# TASK INSTRUCTIONS
Pull every line containing "médio" out of the material below.

** begin MATERIAL FOR THIS EXERCISE **

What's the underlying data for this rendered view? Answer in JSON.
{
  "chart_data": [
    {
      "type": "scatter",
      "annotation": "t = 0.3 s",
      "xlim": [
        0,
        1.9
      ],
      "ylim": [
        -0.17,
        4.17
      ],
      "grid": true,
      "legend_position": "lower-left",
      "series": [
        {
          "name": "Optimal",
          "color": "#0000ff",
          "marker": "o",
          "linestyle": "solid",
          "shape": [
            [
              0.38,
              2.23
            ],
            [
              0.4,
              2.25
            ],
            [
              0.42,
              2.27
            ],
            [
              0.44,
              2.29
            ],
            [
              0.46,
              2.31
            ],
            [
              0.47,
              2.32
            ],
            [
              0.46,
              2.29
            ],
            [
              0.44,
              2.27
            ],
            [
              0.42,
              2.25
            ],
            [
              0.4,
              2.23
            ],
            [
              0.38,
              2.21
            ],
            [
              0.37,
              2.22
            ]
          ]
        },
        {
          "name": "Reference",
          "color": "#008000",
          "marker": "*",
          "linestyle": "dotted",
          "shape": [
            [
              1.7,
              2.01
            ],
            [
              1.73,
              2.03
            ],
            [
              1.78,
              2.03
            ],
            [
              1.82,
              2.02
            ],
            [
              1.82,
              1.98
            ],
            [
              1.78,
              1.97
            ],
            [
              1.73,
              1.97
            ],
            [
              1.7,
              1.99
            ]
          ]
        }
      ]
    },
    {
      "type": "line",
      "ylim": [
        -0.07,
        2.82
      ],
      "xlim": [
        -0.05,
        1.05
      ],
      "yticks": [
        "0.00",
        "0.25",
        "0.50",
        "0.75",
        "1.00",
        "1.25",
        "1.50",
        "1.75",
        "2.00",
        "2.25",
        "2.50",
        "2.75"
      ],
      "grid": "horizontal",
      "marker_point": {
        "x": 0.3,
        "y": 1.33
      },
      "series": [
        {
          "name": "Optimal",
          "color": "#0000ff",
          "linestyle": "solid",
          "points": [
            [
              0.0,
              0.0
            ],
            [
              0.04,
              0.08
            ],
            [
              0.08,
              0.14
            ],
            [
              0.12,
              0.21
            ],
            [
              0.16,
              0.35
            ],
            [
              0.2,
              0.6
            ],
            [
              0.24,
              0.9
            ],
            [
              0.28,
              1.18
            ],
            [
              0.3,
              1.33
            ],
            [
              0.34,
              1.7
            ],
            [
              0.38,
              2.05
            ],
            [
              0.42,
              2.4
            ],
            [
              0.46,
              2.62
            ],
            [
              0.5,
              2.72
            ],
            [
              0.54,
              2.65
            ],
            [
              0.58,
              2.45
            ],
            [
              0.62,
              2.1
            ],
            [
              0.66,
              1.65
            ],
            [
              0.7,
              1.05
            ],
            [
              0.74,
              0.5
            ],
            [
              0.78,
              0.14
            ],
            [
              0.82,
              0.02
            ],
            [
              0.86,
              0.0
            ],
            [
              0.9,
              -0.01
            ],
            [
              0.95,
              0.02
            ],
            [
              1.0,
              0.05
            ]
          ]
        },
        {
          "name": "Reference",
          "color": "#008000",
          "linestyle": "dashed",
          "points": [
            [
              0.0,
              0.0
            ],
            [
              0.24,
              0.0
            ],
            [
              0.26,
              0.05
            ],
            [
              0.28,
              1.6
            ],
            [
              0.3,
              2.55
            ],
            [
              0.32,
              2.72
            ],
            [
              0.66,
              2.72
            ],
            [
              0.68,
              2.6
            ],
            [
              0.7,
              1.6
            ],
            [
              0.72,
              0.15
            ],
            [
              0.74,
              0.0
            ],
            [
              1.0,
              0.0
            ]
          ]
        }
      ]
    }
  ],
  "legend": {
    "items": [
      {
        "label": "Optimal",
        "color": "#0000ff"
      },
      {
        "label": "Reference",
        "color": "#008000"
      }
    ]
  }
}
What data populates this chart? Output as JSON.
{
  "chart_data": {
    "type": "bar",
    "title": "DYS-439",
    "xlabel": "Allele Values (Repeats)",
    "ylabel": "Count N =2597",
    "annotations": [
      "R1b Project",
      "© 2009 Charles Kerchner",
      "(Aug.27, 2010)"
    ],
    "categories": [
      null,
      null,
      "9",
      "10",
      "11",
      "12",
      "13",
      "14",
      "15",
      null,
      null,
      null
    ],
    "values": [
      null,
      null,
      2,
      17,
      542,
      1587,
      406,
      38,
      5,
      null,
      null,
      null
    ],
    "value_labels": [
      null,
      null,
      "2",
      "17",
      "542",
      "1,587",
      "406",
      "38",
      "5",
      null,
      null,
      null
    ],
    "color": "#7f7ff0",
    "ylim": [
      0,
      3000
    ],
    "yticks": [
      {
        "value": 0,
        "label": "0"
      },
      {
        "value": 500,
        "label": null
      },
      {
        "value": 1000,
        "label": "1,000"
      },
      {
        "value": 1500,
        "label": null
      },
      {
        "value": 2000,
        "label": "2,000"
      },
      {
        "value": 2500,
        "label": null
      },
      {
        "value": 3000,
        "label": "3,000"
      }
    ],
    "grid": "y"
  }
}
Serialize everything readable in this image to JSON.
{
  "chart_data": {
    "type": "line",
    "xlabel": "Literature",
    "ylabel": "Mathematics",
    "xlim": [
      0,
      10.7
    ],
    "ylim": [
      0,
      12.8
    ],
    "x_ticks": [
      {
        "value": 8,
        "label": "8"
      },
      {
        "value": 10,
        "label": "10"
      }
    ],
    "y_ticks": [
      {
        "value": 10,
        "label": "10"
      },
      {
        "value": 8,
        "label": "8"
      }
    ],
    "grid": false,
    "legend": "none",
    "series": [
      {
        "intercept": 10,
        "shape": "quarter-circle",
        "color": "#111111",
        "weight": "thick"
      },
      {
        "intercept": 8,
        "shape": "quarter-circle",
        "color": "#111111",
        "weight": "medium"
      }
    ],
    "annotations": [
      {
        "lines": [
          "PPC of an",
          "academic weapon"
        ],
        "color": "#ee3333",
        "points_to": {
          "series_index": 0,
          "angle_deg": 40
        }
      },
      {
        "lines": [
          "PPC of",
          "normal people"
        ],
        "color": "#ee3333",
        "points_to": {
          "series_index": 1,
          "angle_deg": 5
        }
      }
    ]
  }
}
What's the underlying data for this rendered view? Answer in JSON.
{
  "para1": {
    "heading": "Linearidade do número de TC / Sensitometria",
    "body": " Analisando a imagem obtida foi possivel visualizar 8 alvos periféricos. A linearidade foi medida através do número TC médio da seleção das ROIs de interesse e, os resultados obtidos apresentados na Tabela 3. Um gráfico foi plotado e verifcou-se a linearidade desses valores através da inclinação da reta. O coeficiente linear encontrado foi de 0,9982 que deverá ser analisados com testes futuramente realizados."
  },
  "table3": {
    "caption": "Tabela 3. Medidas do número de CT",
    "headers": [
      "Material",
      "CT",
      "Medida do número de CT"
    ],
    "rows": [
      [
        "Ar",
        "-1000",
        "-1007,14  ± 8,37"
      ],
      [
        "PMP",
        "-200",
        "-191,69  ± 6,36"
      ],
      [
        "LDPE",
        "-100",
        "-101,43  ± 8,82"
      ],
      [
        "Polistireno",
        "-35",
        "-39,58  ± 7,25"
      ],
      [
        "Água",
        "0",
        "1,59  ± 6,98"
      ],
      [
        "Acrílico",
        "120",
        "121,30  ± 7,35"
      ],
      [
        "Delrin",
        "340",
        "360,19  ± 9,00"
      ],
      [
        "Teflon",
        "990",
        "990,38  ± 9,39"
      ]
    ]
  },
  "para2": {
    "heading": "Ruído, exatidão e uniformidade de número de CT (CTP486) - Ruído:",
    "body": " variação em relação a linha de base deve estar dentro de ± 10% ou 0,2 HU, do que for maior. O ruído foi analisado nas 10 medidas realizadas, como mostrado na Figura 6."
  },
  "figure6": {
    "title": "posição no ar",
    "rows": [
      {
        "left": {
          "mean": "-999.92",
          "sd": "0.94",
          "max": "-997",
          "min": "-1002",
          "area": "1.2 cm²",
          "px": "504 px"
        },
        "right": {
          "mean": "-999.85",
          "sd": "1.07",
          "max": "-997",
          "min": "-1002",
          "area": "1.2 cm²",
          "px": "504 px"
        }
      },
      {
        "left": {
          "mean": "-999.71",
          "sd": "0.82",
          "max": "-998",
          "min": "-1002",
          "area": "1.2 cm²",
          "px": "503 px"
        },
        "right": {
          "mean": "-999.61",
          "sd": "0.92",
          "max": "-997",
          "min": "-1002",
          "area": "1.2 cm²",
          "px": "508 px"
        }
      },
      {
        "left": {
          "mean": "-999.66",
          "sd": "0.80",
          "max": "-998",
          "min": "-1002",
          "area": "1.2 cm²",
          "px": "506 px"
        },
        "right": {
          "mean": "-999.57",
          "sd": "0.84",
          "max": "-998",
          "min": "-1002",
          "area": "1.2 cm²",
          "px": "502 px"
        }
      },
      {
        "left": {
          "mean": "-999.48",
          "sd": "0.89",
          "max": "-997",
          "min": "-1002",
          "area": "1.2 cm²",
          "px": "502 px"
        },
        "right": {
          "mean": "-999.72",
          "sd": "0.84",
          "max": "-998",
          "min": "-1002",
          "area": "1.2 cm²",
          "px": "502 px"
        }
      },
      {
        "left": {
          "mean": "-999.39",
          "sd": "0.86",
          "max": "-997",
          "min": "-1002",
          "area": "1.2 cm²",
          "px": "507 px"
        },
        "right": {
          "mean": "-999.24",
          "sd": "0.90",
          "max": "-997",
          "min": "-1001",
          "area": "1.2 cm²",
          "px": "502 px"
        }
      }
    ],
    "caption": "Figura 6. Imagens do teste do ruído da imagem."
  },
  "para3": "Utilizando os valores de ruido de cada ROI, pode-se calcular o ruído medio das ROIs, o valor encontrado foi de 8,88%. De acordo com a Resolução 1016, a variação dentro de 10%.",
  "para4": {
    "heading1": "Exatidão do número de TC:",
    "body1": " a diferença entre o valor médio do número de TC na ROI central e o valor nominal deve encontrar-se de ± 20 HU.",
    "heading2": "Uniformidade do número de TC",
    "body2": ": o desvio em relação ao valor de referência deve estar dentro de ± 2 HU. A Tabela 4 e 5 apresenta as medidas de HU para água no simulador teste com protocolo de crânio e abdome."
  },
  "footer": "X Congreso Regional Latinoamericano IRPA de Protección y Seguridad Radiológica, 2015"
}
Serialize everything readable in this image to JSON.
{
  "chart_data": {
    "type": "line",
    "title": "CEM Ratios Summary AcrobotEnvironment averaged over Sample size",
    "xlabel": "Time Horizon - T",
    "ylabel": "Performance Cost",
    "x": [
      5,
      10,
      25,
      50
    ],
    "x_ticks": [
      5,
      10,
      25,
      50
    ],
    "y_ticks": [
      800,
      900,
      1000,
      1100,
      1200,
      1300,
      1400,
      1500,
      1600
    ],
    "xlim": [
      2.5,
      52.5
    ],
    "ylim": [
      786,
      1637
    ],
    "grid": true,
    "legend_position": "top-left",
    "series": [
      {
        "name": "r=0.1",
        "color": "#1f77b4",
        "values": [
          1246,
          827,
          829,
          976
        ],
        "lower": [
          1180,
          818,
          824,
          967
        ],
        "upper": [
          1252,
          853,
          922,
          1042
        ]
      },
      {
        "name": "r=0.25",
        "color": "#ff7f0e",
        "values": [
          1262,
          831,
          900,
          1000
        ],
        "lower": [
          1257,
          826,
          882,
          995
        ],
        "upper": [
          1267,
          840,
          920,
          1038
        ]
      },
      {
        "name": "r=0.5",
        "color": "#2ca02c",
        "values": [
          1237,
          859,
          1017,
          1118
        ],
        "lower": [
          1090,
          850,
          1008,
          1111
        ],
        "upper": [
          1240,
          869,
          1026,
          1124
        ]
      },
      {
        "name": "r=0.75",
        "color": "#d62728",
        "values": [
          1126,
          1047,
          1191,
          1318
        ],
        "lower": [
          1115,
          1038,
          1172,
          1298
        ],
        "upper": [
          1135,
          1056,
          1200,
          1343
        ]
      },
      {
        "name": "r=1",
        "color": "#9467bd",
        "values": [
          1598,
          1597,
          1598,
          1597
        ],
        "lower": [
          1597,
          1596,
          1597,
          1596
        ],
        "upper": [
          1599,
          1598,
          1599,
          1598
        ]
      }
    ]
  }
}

** end MATERIAL FOR THIS EXERCISE **

# SOLUTION FOR THIS TASK
    "body": " Analisando a imagem obtida foi possivel visualizar 8 alvos periféricos. A linearidade foi medida através do número TC médio da seleção das ROIs de interesse e, os resultados obtidos apresentados na Tabela 3. Um gráfico foi plotado e verifcou-se a linearidade desses valores através da inclinação da reta. O coeficiente linear encontrado foi de 0,9982 que deverá ser analisados com testes futuramente realizados."
    "body1": " a diferença entre o valor médio do número de TC na ROI central e o valor nominal deve encontrar-se de ± 20 HU.",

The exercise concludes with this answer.